## Task to complete
Copy out the rows below exactly, everything from the start of the rows down to and including the line containing "position-limit-value: 11% <box>63".

Source data:

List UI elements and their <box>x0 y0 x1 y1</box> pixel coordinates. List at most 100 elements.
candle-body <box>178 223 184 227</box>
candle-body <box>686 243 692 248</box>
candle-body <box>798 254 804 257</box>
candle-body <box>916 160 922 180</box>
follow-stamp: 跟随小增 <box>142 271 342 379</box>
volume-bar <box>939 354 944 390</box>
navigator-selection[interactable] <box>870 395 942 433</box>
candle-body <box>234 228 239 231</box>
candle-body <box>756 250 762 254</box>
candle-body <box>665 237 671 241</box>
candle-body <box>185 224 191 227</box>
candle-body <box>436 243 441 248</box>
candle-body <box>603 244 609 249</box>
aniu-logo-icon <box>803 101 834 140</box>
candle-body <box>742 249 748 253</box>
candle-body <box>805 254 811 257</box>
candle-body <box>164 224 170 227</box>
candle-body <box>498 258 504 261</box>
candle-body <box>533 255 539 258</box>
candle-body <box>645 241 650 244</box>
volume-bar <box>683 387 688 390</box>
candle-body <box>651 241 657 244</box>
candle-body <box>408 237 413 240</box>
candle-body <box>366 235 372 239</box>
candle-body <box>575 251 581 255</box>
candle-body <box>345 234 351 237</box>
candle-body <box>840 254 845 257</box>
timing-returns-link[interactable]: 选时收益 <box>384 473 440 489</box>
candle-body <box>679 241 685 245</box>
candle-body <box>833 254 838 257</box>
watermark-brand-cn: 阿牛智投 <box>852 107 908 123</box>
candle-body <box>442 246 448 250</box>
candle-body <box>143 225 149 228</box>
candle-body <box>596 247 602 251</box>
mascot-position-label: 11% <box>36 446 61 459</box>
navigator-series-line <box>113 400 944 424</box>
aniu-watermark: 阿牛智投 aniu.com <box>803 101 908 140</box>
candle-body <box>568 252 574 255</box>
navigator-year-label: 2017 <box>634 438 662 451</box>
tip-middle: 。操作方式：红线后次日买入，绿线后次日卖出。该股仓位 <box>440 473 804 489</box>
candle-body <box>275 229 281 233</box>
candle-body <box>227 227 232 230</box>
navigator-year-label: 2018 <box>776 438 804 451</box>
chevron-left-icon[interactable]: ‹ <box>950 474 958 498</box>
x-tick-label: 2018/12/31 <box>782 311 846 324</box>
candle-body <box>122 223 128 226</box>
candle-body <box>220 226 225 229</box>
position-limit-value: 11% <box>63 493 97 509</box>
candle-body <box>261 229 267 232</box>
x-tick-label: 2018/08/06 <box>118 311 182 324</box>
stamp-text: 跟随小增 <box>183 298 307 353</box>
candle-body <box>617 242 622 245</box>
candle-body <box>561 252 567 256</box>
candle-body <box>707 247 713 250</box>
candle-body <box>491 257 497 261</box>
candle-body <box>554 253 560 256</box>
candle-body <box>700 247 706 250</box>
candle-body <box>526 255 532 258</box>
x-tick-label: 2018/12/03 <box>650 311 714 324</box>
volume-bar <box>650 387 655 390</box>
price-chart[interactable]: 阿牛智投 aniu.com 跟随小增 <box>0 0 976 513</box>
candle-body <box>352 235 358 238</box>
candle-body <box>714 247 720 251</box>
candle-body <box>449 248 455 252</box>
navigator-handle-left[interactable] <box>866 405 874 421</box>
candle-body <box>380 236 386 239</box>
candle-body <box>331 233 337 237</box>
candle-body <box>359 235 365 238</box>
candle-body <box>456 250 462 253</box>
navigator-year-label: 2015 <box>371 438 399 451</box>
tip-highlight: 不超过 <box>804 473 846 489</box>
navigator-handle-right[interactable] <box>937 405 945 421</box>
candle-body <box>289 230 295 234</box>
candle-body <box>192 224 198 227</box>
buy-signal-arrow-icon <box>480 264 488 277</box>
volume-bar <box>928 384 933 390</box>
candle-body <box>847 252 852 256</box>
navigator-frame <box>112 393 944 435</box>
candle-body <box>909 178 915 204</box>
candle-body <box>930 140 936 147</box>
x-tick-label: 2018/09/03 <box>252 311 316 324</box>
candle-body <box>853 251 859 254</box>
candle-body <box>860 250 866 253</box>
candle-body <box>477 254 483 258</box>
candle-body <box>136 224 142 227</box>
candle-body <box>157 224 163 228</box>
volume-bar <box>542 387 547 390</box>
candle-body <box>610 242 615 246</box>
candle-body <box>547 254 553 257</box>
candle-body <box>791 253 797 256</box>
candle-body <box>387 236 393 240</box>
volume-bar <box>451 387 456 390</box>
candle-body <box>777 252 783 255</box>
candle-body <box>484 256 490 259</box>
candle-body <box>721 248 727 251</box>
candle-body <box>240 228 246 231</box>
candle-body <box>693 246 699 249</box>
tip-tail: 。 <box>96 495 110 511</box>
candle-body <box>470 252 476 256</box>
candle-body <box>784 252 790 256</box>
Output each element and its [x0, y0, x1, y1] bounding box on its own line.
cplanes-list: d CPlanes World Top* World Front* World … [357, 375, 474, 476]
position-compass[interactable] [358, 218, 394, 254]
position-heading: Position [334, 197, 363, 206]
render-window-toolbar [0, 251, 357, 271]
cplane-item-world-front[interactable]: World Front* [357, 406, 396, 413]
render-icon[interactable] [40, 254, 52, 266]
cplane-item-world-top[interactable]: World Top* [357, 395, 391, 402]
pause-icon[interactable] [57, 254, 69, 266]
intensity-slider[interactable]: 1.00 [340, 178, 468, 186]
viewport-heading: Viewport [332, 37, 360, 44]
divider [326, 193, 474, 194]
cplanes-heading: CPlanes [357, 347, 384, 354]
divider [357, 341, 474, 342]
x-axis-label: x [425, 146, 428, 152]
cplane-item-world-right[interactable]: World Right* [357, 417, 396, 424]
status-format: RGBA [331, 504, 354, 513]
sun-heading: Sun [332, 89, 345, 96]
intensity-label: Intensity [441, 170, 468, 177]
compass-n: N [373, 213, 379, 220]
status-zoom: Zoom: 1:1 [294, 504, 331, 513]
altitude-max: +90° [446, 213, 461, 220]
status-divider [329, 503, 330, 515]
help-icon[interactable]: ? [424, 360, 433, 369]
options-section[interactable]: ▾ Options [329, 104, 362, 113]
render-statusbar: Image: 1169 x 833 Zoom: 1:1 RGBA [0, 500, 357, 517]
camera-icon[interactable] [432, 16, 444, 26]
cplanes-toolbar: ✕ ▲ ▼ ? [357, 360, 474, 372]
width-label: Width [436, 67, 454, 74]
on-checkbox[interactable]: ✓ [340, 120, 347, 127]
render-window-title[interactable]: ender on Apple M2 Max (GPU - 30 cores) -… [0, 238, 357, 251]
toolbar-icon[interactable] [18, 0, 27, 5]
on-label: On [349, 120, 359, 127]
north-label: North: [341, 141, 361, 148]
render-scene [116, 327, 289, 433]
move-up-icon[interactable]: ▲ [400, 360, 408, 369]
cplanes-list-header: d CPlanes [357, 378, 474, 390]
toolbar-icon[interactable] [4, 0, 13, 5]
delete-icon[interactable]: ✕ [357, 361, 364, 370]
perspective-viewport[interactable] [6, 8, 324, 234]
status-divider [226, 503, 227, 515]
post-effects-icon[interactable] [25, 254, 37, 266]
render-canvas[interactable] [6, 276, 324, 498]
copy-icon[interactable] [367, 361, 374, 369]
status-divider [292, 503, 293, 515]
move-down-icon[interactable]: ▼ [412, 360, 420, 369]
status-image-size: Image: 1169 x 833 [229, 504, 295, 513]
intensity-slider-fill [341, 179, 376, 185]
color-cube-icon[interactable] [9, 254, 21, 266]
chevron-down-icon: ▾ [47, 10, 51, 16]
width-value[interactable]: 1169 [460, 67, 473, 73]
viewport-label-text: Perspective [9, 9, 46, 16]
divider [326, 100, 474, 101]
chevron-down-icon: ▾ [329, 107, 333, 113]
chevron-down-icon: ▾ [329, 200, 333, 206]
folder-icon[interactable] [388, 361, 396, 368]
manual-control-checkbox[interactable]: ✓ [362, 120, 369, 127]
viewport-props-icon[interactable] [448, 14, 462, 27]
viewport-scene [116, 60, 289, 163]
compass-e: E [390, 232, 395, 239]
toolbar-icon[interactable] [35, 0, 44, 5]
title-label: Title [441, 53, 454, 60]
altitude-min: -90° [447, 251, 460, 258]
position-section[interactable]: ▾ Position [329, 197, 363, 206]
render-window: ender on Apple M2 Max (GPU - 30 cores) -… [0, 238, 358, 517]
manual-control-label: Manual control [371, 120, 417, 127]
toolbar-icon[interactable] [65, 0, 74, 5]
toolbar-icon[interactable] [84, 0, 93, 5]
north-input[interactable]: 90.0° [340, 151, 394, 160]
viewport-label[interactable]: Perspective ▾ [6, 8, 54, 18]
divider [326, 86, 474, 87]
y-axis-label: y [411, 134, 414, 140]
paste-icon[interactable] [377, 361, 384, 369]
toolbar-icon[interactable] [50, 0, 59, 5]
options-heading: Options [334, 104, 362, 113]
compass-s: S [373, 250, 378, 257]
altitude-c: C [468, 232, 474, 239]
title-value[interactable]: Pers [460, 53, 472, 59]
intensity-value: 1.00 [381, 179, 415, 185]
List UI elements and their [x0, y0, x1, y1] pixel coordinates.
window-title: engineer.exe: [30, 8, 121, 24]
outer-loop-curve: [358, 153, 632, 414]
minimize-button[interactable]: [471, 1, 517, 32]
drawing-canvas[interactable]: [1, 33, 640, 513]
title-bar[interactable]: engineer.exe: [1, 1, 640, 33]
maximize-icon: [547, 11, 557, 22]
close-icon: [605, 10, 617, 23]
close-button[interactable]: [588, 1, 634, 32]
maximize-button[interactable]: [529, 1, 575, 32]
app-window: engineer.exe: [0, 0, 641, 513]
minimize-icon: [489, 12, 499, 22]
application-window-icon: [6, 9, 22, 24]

## Solved exercise
List UI elements and their <box>x0 y0 x1 y1</box> pixel coordinates. List at most 100 elements.
candle-body <box>178 223 184 227</box>
candle-body <box>686 243 692 248</box>
candle-body <box>798 254 804 257</box>
candle-body <box>916 160 922 180</box>
follow-stamp: 跟随小增 <box>142 271 342 379</box>
volume-bar <box>939 354 944 390</box>
navigator-selection[interactable] <box>870 395 942 433</box>
candle-body <box>234 228 239 231</box>
candle-body <box>756 250 762 254</box>
candle-body <box>665 237 671 241</box>
candle-body <box>185 224 191 227</box>
candle-body <box>436 243 441 248</box>
candle-body <box>603 244 609 249</box>
aniu-logo-icon <box>803 101 834 140</box>
candle-body <box>742 249 748 253</box>
candle-body <box>805 254 811 257</box>
candle-body <box>164 224 170 227</box>
candle-body <box>498 258 504 261</box>
candle-body <box>533 255 539 258</box>
candle-body <box>645 241 650 244</box>
volume-bar <box>683 387 688 390</box>
candle-body <box>651 241 657 244</box>
candle-body <box>408 237 413 240</box>
candle-body <box>366 235 372 239</box>
candle-body <box>575 251 581 255</box>
candle-body <box>345 234 351 237</box>
candle-body <box>840 254 845 257</box>
timing-returns-link[interactable]: 选时收益 <box>384 473 440 489</box>
candle-body <box>679 241 685 245</box>
candle-body <box>833 254 838 257</box>
watermark-brand-cn: 阿牛智投 <box>852 107 908 123</box>
candle-body <box>442 246 448 250</box>
candle-body <box>143 225 149 228</box>
candle-body <box>596 247 602 251</box>
mascot-position-label: 11% <box>36 446 61 459</box>
navigator-series-line <box>113 400 944 424</box>
aniu-watermark: 阿牛智投 aniu.com <box>803 101 908 140</box>
candle-body <box>568 252 574 255</box>
navigator-year-label: 2017 <box>634 438 662 451</box>
tip-middle: 。操作方式：红线后次日买入，绿线后次日卖出。该股仓位 <box>440 473 804 489</box>
candle-body <box>275 229 281 233</box>
candle-body <box>227 227 232 230</box>
navigator-year-label: 2018 <box>776 438 804 451</box>
chevron-left-icon[interactable]: ‹ <box>950 474 958 498</box>
x-tick-label: 2018/12/31 <box>782 311 846 324</box>
candle-body <box>122 223 128 226</box>
candle-body <box>220 226 225 229</box>
position-limit-value: 11% <box>63 493 97 509</box>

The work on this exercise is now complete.